> [DIRECTIONS]
Your task is to tally the lines of the listing containing the word "marker" and report the figure alone.

[Dataset rows about figures]
_ _ _ _
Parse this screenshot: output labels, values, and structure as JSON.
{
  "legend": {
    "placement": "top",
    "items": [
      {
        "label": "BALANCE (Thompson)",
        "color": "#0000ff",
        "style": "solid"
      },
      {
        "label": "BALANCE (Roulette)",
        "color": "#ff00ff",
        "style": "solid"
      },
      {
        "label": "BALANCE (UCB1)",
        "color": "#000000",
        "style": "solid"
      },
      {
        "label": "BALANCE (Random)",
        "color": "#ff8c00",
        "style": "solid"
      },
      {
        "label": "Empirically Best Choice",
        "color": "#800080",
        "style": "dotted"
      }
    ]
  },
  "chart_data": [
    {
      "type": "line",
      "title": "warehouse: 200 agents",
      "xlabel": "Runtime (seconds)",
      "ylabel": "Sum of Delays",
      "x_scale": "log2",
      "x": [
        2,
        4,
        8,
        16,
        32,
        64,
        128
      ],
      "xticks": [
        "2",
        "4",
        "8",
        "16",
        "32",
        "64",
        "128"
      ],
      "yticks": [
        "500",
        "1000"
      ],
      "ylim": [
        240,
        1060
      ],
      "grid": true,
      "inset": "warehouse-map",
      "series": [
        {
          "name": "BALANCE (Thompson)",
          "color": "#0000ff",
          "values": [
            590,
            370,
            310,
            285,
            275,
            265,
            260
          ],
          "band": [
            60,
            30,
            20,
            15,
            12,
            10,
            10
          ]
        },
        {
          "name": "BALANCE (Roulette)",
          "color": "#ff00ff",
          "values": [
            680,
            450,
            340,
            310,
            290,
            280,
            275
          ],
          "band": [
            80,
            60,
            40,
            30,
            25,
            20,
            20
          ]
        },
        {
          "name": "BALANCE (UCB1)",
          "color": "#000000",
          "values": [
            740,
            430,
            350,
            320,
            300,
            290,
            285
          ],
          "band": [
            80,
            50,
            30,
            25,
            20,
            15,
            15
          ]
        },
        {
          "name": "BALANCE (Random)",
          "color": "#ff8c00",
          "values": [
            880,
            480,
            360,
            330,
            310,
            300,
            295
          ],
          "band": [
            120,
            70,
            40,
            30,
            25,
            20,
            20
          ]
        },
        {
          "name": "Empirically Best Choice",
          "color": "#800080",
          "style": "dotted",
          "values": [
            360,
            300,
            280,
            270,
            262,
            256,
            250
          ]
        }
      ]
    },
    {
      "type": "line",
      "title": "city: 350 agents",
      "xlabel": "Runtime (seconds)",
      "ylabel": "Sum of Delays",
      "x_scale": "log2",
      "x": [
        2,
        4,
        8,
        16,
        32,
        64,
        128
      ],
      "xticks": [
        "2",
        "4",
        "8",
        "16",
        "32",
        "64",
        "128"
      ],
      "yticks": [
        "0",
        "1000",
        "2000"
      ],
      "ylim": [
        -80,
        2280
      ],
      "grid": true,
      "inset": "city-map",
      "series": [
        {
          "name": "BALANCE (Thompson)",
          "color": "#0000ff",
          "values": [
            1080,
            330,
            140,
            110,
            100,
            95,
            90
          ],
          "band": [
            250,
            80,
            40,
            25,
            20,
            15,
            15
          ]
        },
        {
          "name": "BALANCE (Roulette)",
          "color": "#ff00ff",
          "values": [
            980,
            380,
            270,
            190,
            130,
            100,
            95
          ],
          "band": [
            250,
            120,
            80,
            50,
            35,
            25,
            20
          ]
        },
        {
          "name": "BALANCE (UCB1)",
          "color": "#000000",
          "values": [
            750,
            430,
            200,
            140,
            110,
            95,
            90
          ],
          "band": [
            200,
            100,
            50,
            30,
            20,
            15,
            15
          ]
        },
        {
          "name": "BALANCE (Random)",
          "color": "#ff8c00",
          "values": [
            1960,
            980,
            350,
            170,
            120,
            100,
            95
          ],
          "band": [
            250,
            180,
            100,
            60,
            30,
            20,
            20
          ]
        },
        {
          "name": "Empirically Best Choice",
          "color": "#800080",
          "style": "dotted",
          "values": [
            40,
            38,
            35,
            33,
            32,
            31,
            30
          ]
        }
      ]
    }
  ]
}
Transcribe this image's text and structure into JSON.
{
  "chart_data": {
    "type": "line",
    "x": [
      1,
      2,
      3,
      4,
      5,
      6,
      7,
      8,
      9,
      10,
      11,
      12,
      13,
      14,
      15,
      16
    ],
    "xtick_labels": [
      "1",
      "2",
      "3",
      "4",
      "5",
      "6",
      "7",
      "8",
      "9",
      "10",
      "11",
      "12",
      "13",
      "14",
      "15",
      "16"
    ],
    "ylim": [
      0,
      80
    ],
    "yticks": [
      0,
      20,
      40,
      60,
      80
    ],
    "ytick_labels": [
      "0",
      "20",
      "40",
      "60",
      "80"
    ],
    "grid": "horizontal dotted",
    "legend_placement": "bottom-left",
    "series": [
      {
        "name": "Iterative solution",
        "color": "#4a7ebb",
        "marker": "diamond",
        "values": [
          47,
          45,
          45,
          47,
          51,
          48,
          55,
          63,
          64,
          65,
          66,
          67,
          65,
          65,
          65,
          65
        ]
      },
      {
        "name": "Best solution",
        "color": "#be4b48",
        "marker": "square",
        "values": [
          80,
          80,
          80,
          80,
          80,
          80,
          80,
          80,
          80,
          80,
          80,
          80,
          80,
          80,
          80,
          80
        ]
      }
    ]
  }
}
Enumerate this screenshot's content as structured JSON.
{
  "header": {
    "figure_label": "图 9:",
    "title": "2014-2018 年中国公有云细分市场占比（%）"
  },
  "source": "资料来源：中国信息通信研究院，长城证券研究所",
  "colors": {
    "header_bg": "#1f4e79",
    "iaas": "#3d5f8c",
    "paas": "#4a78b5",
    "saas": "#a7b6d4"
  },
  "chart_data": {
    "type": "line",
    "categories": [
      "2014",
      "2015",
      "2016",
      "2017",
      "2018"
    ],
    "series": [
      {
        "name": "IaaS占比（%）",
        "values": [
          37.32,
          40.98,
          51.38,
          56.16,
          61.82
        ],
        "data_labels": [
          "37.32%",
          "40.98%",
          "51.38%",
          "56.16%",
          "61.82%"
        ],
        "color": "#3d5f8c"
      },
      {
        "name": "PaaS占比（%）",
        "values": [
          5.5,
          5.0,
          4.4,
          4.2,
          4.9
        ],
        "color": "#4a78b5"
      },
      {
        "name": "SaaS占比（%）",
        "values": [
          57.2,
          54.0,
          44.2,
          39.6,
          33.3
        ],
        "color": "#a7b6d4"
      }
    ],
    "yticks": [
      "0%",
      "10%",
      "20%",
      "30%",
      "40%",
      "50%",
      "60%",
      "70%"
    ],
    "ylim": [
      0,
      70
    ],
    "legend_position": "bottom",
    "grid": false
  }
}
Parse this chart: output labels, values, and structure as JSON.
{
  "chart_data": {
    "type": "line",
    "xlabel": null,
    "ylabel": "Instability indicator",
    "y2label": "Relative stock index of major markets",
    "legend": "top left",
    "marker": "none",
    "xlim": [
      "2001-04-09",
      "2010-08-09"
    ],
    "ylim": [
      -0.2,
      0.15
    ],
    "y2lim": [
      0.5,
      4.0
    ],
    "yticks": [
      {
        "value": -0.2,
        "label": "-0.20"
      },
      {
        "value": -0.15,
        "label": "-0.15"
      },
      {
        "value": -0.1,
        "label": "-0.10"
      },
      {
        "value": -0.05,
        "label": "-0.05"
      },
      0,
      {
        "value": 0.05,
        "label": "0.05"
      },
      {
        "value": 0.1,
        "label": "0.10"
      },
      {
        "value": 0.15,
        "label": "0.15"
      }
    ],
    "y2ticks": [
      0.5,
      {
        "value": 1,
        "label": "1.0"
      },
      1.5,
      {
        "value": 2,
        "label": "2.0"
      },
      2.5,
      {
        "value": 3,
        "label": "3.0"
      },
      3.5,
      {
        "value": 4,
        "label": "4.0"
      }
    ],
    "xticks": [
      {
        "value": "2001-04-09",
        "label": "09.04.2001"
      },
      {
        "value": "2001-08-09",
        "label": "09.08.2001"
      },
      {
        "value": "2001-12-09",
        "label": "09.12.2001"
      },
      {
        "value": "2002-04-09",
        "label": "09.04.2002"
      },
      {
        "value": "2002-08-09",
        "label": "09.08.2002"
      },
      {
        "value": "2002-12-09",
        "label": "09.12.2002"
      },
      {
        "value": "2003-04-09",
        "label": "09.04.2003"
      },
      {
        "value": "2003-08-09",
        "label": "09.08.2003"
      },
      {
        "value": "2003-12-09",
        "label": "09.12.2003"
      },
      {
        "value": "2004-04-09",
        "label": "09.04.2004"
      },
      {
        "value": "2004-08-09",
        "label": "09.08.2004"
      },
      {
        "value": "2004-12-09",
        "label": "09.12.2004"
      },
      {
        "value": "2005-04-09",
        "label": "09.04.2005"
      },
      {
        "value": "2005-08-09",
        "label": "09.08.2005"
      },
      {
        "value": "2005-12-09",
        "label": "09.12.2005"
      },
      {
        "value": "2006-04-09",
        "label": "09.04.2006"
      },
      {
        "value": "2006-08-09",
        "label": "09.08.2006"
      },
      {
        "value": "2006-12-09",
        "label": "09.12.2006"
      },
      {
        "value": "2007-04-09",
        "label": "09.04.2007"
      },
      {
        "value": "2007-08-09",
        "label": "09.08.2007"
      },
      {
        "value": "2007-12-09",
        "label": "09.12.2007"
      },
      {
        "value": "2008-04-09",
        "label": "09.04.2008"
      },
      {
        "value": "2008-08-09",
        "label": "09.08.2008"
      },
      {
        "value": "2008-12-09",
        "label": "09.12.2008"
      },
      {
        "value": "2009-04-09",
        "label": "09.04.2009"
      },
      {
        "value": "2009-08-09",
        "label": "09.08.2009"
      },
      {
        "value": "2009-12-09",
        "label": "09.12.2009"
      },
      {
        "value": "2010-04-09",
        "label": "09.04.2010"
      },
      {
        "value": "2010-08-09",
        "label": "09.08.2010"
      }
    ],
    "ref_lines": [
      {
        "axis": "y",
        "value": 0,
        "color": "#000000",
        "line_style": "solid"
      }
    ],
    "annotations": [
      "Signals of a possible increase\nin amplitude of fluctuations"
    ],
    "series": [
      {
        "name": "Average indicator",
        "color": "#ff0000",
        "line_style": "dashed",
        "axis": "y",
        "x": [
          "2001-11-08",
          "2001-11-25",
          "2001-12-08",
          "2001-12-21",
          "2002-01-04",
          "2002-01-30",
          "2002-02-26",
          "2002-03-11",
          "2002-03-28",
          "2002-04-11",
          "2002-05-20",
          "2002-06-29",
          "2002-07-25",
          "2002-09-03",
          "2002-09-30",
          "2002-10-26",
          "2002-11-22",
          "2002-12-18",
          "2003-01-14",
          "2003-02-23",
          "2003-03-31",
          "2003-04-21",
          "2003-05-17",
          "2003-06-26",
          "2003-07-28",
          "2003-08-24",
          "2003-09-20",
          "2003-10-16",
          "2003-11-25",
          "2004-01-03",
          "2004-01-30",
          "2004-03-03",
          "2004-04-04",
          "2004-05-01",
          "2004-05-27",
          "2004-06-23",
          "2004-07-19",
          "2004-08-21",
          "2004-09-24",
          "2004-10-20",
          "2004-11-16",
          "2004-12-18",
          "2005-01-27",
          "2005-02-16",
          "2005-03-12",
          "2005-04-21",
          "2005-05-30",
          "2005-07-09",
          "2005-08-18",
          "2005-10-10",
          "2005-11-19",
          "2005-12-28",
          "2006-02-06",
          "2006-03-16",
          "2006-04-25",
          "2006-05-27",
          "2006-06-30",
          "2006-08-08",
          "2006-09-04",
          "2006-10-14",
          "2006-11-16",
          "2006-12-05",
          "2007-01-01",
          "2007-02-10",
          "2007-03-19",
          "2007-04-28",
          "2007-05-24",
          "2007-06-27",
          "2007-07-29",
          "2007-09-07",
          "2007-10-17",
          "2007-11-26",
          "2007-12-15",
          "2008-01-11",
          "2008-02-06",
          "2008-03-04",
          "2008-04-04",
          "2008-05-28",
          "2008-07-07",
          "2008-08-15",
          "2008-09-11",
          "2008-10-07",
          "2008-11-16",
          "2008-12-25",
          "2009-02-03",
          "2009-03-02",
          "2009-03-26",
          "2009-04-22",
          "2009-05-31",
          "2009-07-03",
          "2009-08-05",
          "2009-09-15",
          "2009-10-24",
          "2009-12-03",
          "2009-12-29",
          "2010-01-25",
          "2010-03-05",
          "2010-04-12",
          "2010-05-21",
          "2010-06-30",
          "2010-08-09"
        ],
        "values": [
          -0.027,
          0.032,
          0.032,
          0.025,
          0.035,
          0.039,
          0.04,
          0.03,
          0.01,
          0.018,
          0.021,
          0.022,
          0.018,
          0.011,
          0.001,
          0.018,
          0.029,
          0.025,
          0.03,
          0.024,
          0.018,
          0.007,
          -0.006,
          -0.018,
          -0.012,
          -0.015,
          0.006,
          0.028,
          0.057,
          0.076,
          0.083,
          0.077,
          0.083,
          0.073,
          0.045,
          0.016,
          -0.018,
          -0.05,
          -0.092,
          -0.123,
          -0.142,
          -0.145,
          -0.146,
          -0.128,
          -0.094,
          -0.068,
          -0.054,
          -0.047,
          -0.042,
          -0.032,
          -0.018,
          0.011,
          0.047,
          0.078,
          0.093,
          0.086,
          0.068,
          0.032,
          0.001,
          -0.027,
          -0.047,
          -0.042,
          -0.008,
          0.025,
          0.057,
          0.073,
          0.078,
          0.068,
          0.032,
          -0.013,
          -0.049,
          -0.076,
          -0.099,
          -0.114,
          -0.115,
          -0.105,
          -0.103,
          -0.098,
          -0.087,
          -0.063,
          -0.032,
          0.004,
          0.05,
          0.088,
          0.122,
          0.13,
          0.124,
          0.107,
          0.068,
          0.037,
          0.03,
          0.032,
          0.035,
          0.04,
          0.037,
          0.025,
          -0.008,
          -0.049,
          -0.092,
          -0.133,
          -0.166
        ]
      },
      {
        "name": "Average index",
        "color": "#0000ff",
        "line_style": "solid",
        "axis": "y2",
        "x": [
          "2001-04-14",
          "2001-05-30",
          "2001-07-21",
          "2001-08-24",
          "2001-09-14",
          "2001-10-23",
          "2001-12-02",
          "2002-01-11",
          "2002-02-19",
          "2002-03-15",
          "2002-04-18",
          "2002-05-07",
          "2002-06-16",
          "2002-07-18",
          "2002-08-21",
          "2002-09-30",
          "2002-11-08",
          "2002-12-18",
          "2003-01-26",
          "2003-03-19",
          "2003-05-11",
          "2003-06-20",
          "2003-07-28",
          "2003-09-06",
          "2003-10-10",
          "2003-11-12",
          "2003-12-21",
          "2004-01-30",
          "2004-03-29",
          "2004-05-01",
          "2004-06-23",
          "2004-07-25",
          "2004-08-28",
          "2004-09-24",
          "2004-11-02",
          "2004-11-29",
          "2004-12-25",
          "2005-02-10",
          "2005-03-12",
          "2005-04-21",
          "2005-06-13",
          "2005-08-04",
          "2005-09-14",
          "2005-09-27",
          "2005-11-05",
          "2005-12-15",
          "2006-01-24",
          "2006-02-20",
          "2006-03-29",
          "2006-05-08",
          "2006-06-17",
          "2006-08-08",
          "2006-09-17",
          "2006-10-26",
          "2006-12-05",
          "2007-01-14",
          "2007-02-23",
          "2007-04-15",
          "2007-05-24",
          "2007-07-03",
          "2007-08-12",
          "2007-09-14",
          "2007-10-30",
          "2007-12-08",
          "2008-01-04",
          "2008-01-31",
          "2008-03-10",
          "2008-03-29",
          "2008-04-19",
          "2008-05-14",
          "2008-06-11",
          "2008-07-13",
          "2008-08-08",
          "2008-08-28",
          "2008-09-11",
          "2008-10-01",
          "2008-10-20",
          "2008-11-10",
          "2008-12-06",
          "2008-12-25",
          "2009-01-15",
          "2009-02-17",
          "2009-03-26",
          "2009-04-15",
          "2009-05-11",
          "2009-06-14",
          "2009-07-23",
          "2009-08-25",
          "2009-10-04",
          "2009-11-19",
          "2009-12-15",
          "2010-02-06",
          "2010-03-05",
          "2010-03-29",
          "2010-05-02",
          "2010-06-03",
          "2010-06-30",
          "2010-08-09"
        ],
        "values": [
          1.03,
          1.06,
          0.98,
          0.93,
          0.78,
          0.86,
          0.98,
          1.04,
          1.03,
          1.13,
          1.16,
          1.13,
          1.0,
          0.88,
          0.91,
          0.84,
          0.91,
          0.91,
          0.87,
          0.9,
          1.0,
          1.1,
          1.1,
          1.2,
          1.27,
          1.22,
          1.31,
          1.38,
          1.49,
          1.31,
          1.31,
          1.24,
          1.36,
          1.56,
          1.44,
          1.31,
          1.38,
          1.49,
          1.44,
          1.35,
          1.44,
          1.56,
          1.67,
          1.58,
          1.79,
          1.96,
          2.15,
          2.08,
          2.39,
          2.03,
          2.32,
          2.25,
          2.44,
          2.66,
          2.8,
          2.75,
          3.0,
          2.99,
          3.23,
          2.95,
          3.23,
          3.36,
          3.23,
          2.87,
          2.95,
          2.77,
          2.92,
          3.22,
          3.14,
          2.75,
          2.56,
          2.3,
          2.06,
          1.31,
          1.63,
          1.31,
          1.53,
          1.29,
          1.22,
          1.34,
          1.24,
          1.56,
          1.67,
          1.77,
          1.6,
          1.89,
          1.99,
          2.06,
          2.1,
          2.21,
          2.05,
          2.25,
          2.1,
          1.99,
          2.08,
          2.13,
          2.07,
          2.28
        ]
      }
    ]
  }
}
_ _ _ _
> [FINAL ANSWER]
3